### Task material
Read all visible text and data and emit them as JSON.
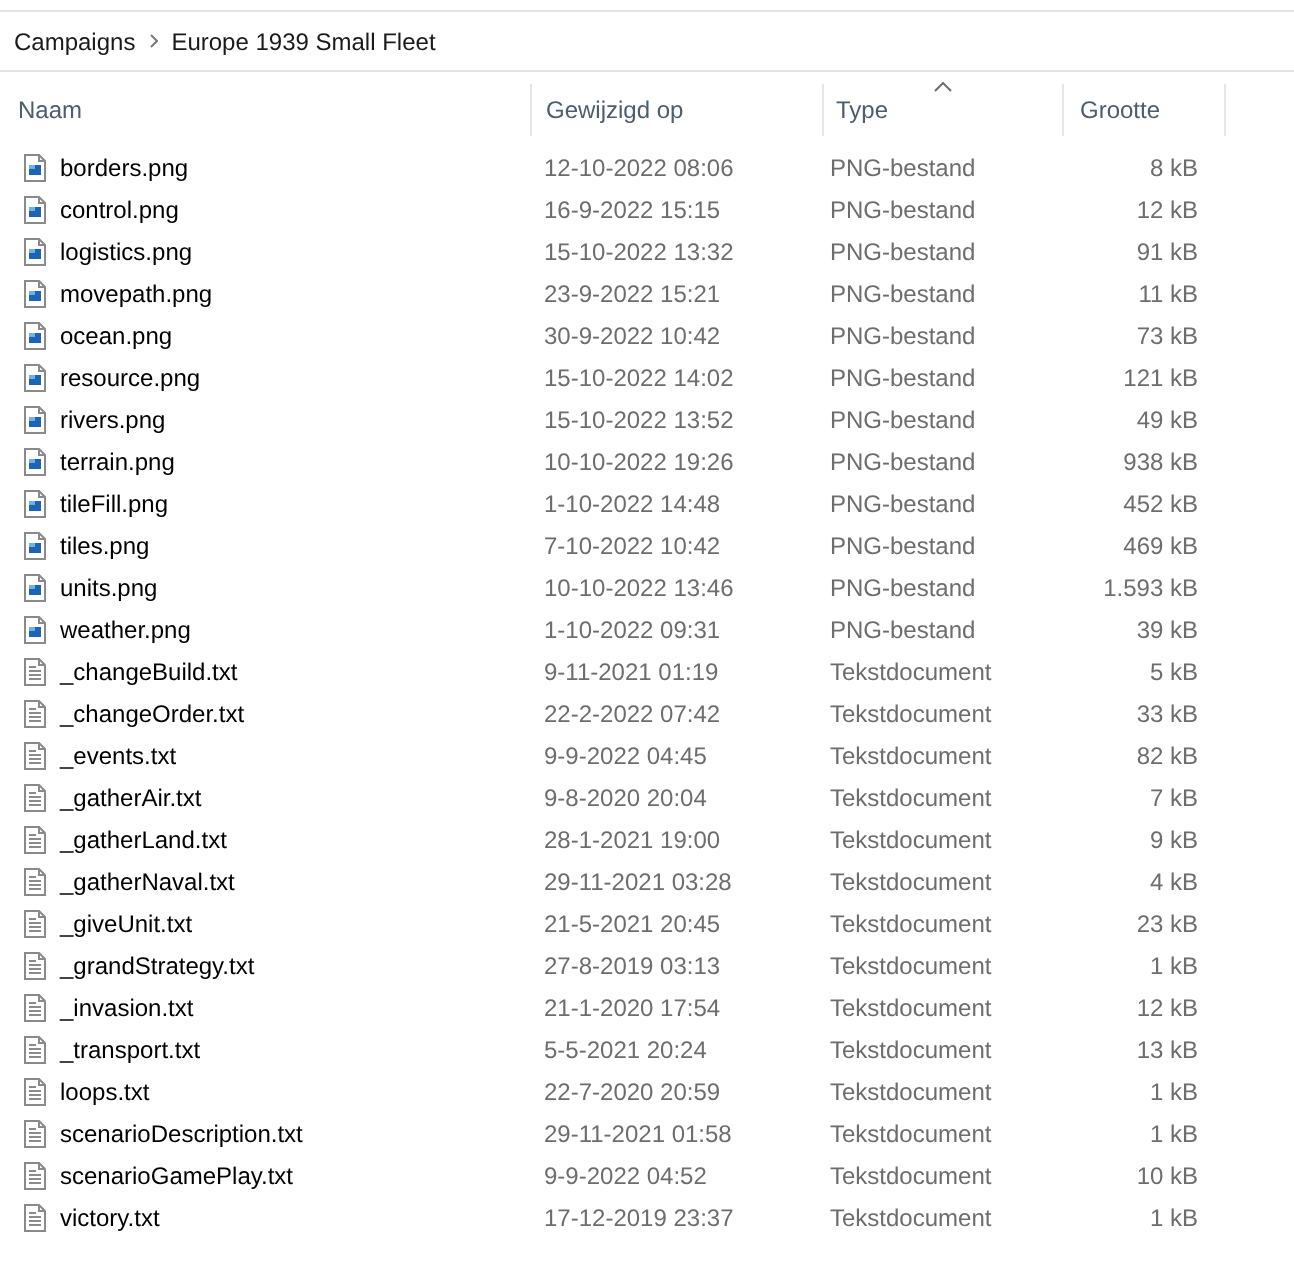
{
  "breadcrumb": [
    {
      "label": "Campaigns"
    },
    {
      "label": "Europe 1939 Small Fleet"
    }
  ],
  "columns": [
    {
      "label": "Naam",
      "sorted": false
    },
    {
      "label": "Gewijzigd op",
      "sorted": false
    },
    {
      "label": "Type",
      "sorted": true
    },
    {
      "label": "Grootte",
      "sorted": false
    }
  ],
  "files": [
    {
      "kind": "image",
      "name": "borders.png",
      "modified": "12-10-2022 08:06",
      "type": "PNG-bestand",
      "size": "8 kB"
    },
    {
      "kind": "image",
      "name": "control.png",
      "modified": "16-9-2022 15:15",
      "type": "PNG-bestand",
      "size": "12 kB"
    },
    {
      "kind": "image",
      "name": "logistics.png",
      "modified": "15-10-2022 13:32",
      "type": "PNG-bestand",
      "size": "91 kB"
    },
    {
      "kind": "image",
      "name": "movepath.png",
      "modified": "23-9-2022 15:21",
      "type": "PNG-bestand",
      "size": "11 kB"
    },
    {
      "kind": "image",
      "name": "ocean.png",
      "modified": "30-9-2022 10:42",
      "type": "PNG-bestand",
      "size": "73 kB"
    },
    {
      "kind": "image",
      "name": "resource.png",
      "modified": "15-10-2022 14:02",
      "type": "PNG-bestand",
      "size": "121 kB"
    },
    {
      "kind": "image",
      "name": "rivers.png",
      "modified": "15-10-2022 13:52",
      "type": "PNG-bestand",
      "size": "49 kB"
    },
    {
      "kind": "image",
      "name": "terrain.png",
      "modified": "10-10-2022 19:26",
      "type": "PNG-bestand",
      "size": "938 kB"
    },
    {
      "kind": "image",
      "name": "tileFill.png",
      "modified": "1-10-2022 14:48",
      "type": "PNG-bestand",
      "size": "452 kB"
    },
    {
      "kind": "image",
      "name": "tiles.png",
      "modified": "7-10-2022 10:42",
      "type": "PNG-bestand",
      "size": "469 kB"
    },
    {
      "kind": "image",
      "name": "units.png",
      "modified": "10-10-2022 13:46",
      "type": "PNG-bestand",
      "size": "1.593 kB"
    },
    {
      "kind": "image",
      "name": "weather.png",
      "modified": "1-10-2022 09:31",
      "type": "PNG-bestand",
      "size": "39 kB"
    },
    {
      "kind": "text",
      "name": "_changeBuild.txt",
      "modified": "9-11-2021 01:19",
      "type": "Tekstdocument",
      "size": "5 kB"
    },
    {
      "kind": "text",
      "name": "_changeOrder.txt",
      "modified": "22-2-2022 07:42",
      "type": "Tekstdocument",
      "size": "33 kB"
    },
    {
      "kind": "text",
      "name": "_events.txt",
      "modified": "9-9-2022 04:45",
      "type": "Tekstdocument",
      "size": "82 kB"
    },
    {
      "kind": "text",
      "name": "_gatherAir.txt",
      "modified": "9-8-2020 20:04",
      "type": "Tekstdocument",
      "size": "7 kB"
    },
    {
      "kind": "text",
      "name": "_gatherLand.txt",
      "modified": "28-1-2021 19:00",
      "type": "Tekstdocument",
      "size": "9 kB"
    },
    {
      "kind": "text",
      "name": "_gatherNaval.txt",
      "modified": "29-11-2021 03:28",
      "type": "Tekstdocument",
      "size": "4 kB"
    },
    {
      "kind": "text",
      "name": "_giveUnit.txt",
      "modified": "21-5-2021 20:45",
      "type": "Tekstdocument",
      "size": "23 kB"
    },
    {
      "kind": "text",
      "name": "_grandStrategy.txt",
      "modified": "27-8-2019 03:13",
      "type": "Tekstdocument",
      "size": "1 kB"
    },
    {
      "kind": "text",
      "name": "_invasion.txt",
      "modified": "21-1-2020 17:54",
      "type": "Tekstdocument",
      "size": "12 kB"
    },
    {
      "kind": "text",
      "name": "_transport.txt",
      "modified": "5-5-2021 20:24",
      "type": "Tekstdocument",
      "size": "13 kB"
    },
    {
      "kind": "text",
      "name": "loops.txt",
      "modified": "22-7-2020 20:59",
      "type": "Tekstdocument",
      "size": "1 kB"
    },
    {
      "kind": "text",
      "name": "scenarioDescription.txt",
      "modified": "29-11-2021 01:58",
      "type": "Tekstdocument",
      "size": "1 kB"
    },
    {
      "kind": "text",
      "name": "scenarioGamePlay.txt",
      "modified": "9-9-2022 04:52",
      "type": "Tekstdocument",
      "size": "10 kB"
    },
    {
      "kind": "text",
      "name": "victory.txt",
      "modified": "17-12-2019 23:37",
      "type": "Tekstdocument",
      "size": "1 kB"
    }
  ]
}
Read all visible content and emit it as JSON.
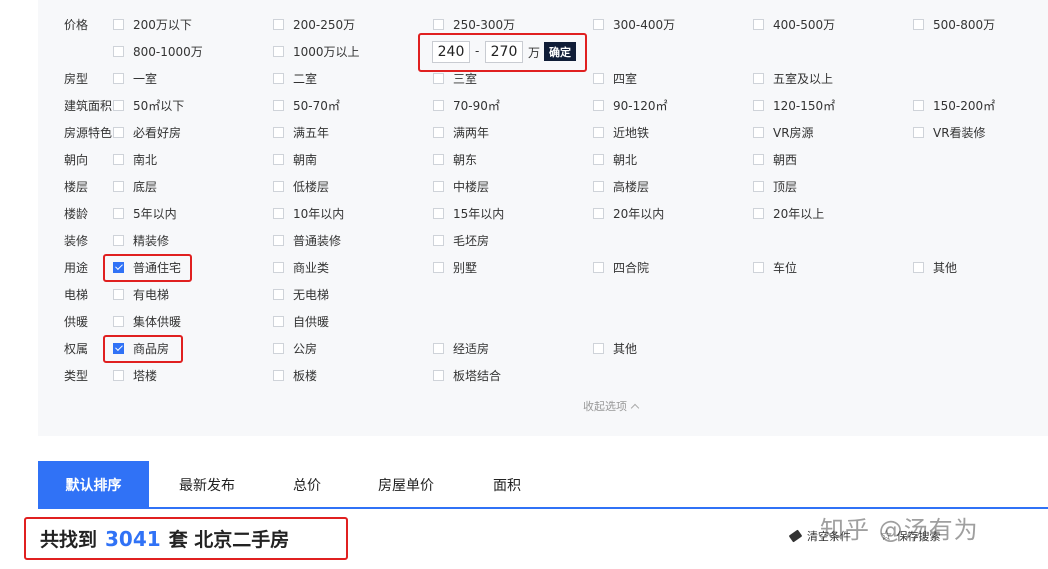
{
  "filters": {
    "price": {
      "label": "价格",
      "options": [
        "200万以下",
        "200-250万",
        "250-300万",
        "300-400万",
        "400-500万",
        "500-800万",
        "800-1000万",
        "1000万以上"
      ],
      "min": "240",
      "max": "270",
      "dash": "-",
      "unit": "万",
      "confirm": "确定"
    },
    "rooms": {
      "label": "房型",
      "options": [
        "一室",
        "二室",
        "三室",
        "四室",
        "五室及以上"
      ]
    },
    "area": {
      "label": "建筑面积",
      "options": [
        "50㎡以下",
        "50-70㎡",
        "70-90㎡",
        "90-120㎡",
        "120-150㎡",
        "150-200㎡"
      ]
    },
    "features": {
      "label": "房源特色",
      "options": [
        "必看好房",
        "满五年",
        "满两年",
        "近地铁",
        "VR房源",
        "VR看装修"
      ]
    },
    "orientation": {
      "label": "朝向",
      "options": [
        "南北",
        "朝南",
        "朝东",
        "朝北",
        "朝西"
      ]
    },
    "floor": {
      "label": "楼层",
      "options": [
        "底层",
        "低楼层",
        "中楼层",
        "高楼层",
        "顶层"
      ]
    },
    "age": {
      "label": "楼龄",
      "options": [
        "5年以内",
        "10年以内",
        "15年以内",
        "20年以内",
        "20年以上"
      ]
    },
    "decoration": {
      "label": "装修",
      "options": [
        "精装修",
        "普通装修",
        "毛坯房"
      ]
    },
    "usage": {
      "label": "用途",
      "options": [
        "普通住宅",
        "商业类",
        "别墅",
        "四合院",
        "车位",
        "其他"
      ]
    },
    "elevator": {
      "label": "电梯",
      "options": [
        "有电梯",
        "无电梯"
      ]
    },
    "heating": {
      "label": "供暖",
      "options": [
        "集体供暖",
        "自供暖"
      ]
    },
    "ownership": {
      "label": "权属",
      "options": [
        "商品房",
        "公房",
        "经适房",
        "其他"
      ]
    },
    "building_type": {
      "label": "类型",
      "options": [
        "塔楼",
        "板楼",
        "板塔结合"
      ]
    },
    "collapse": "收起选项"
  },
  "sort": {
    "tabs": [
      "默认排序",
      "最新发布",
      "总价",
      "房屋单价",
      "面积"
    ]
  },
  "result": {
    "prefix": "共找到",
    "count": "3041",
    "suffix": "套 北京二手房"
  },
  "actions": {
    "clear": "清空条件",
    "save": "保存搜索"
  },
  "watermark": "知乎 @汤有为",
  "colors": {
    "accent": "#3072f6",
    "highlight_box": "#e02020",
    "confirm_bg": "#101d37"
  }
}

### Task requirements
Without including any pictures, reproduce the listing exactly.

### Solution to this exercise
Read all visible text and data and emit them as JSON.
{
  "breadcrumb": [
    {
      "label": "Campaigns"
    },
    {
      "label": "Europe 1939 Small Fleet"
    }
  ],
  "columns": [
    {
      "label": "Naam",
      "sorted": false
    },
    {
      "label": "Gewijzigd op",
      "sorted": false
    },
    {
      "label": "Type",
      "sorted": true
    },
    {
      "label": "Grootte",
      "sorted": false
    }
  ],
  "files": [
    {
      "kind": "image",
      "name": "borders.png",
      "modified": "12-10-2022 08:06",
      "type": "PNG-bestand",
      "size": "8 kB"
    },
    {
      "kind": "image",
      "name": "control.png",
      "modified": "16-9-2022 15:15",
      "type": "PNG-bestand",
      "size": "12 kB"
    },
    {
      "kind": "image",
      "name": "logistics.png",
      "modified": "15-10-2022 13:32",
      "type": "PNG-bestand",
      "size": "91 kB"
    },
    {
      "kind": "image",
      "name": "movepath.png",
      "modified": "23-9-2022 15:21",
      "type": "PNG-bestand",
      "size": "11 kB"
    },
    {
      "kind": "image",
      "name": "ocean.png",
      "modified": "30-9-2022 10:42",
      "type": "PNG-bestand",
      "size": "73 kB"
    },
    {
      "kind": "image",
      "name": "resource.png",
      "modified": "15-10-2022 14:02",
      "type": "PNG-bestand",
      "size": "121 kB"
    },
    {
      "kind": "image",
      "name": "rivers.png",
      "modified": "15-10-2022 13:52",
      "type": "PNG-bestand",
      "size": "49 kB"
    },
    {
      "kind": "image",
      "name": "terrain.png",
      "modified": "10-10-2022 19:26",
      "type": "PNG-bestand",
      "size": "938 kB"
    },
    {
      "kind": "image",
      "name": "tileFill.png",
      "modified": "1-10-2022 14:48",
      "type": "PNG-bestand",
      "size": "452 kB"
    },
    {
      "kind": "image",
      "name": "tiles.png",
      "modified": "7-10-2022 10:42",
      "type": "PNG-bestand",
      "size": "469 kB"
    },
    {
      "kind": "image",
      "name": "units.png",
      "modified": "10-10-2022 13:46",
      "type": "PNG-bestand",
      "size": "1.593 kB"
    },
    {
      "kind": "image",
      "name": "weather.png",
      "modified": "1-10-2022 09:31",
      "type": "PNG-bestand",
      "size": "39 kB"
    },
    {
      "kind": "text",
      "name": "_changeBuild.txt",
      "modified": "9-11-2021 01:19",
      "type": "Tekstdocument",
      "size": "5 kB"
    },
    {
      "kind": "text",
      "name": "_changeOrder.txt",
      "modified": "22-2-2022 07:42",
      "type": "Tekstdocument",
      "size": "33 kB"
    },
    {
      "kind": "text",
      "name": "_events.txt",
      "modified": "9-9-2022 04:45",
      "type": "Tekstdocument",
      "size": "82 kB"
    },
    {
      "kind": "text",
      "name": "_gatherAir.txt",
      "modified": "9-8-2020 20:04",
      "type": "Tekstdocument",
      "size": "7 kB"
    },
    {
      "kind": "text",
      "name": "_gatherLand.txt",
      "modified": "28-1-2021 19:00",
      "type": "Tekstdocument",
      "size": "9 kB"
    },
    {
      "kind": "text",
      "name": "_gatherNaval.txt",
      "modified": "29-11-2021 03:28",
      "type": "Tekstdocument",
      "size": "4 kB"
    },
    {
      "kind": "text",
      "name": "_giveUnit.txt",
      "modified": "21-5-2021 20:45",
      "type": "Tekstdocument",
      "size": "23 kB"
    },
    {
      "kind": "text",
      "name": "_grandStrategy.txt",
      "modified": "27-8-2019 03:13",
      "type": "Tekstdocument",
      "size": "1 kB"
    },
    {
      "kind": "text",
      "name": "_invasion.txt",
      "modified": "21-1-2020 17:54",
      "type": "Tekstdocument",
      "size": "12 kB"
    },
    {
      "kind": "text",
      "name": "_transport.txt",
      "modified": "5-5-2021 20:24",
      "type": "Tekstdocument",
      "size": "13 kB"
    },
    {
      "kind": "text",
      "name": "loops.txt",
      "modified": "22-7-2020 20:59",
      "type": "Tekstdocument",
      "size": "1 kB"
    },
    {
      "kind": "text",
      "name": "scenarioDescription.txt",
      "modified": "29-11-2021 01:58",
      "type": "Tekstdocument",
      "size": "1 kB"
    },
    {
      "kind": "text",
      "name": "scenarioGamePlay.txt",
      "modified": "9-9-2022 04:52",
      "type": "Tekstdocument",
      "size": "10 kB"
    },
    {
      "kind": "text",
      "name": "victory.txt",
      "modified": "17-12-2019 23:37",
      "type": "Tekstdocument",
      "size": "1 kB"
    }
  ]
}
Read all visible content and emit it as JSON.
{
  "filters": {
    "price": {
      "label": "价格",
      "options": [
        "200万以下",
        "200-250万",
        "250-300万",
        "300-400万",
        "400-500万",
        "500-800万",
        "800-1000万",
        "1000万以上"
      ],
      "min": "240",
      "max": "270",
      "dash": "-",
      "unit": "万",
      "confirm": "确定"
    },
    "rooms": {
      "label": "房型",
      "options": [
        "一室",
        "二室",
        "三室",
        "四室",
        "五室及以上"
      ]
    },
    "area": {
      "label": "建筑面积",
      "options": [
        "50㎡以下",
        "50-70㎡",
        "70-90㎡",
        "90-120㎡",
        "120-150㎡",
        "150-200㎡"
      ]
    },
    "features": {
      "label": "房源特色",
      "options": [
        "必看好房",
        "满五年",
        "满两年",
        "近地铁",
        "VR房源",
        "VR看装修"
      ]
    },
    "orientation": {
      "label": "朝向",
      "options": [
        "南北",
        "朝南",
        "朝东",
        "朝北",
        "朝西"
      ]
    },
    "floor": {
      "label": "楼层",
      "options": [
        "底层",
        "低楼层",
        "中楼层",
        "高楼层",
        "顶层"
      ]
    },
    "age": {
      "label": "楼龄",
      "options": [
        "5年以内",
        "10年以内",
        "15年以内",
        "20年以内",
        "20年以上"
      ]
    },
    "decoration": {
      "label": "装修",
      "options": [
        "精装修",
        "普通装修",
        "毛坯房"
      ]
    },
    "usage": {
      "label": "用途",
      "options": [
        "普通住宅",
        "商业类",
        "别墅",
        "四合院",
        "车位",
        "其他"
      ]
    },
    "elevator": {
      "label": "电梯",
      "options": [
        "有电梯",
        "无电梯"
      ]
    },
    "heating": {
      "label": "供暖",
      "options": [
        "集体供暖",
        "自供暖"
      ]
    },
    "ownership": {
      "label": "权属",
      "options": [
        "商品房",
        "公房",
        "经适房",
        "其他"
      ]
    },
    "building_type": {
      "label": "类型",
      "options": [
        "塔楼",
        "板楼",
        "板塔结合"
      ]
    },
    "collapse": "收起选项"
  },
  "sort": {
    "tabs": [
      "默认排序",
      "最新发布",
      "总价",
      "房屋单价",
      "面积"
    ]
  },
  "result": {
    "prefix": "共找到",
    "count": "3041",
    "suffix": "套 北京二手房"
  },
  "actions": {
    "clear": "清空条件",
    "save": "保存搜索"
  },
  "watermark": "知乎 @汤有为",
  "colors": {
    "accent": "#3072f6",
    "highlight_box": "#e02020",
    "confirm_bg": "#101d37"
  }
}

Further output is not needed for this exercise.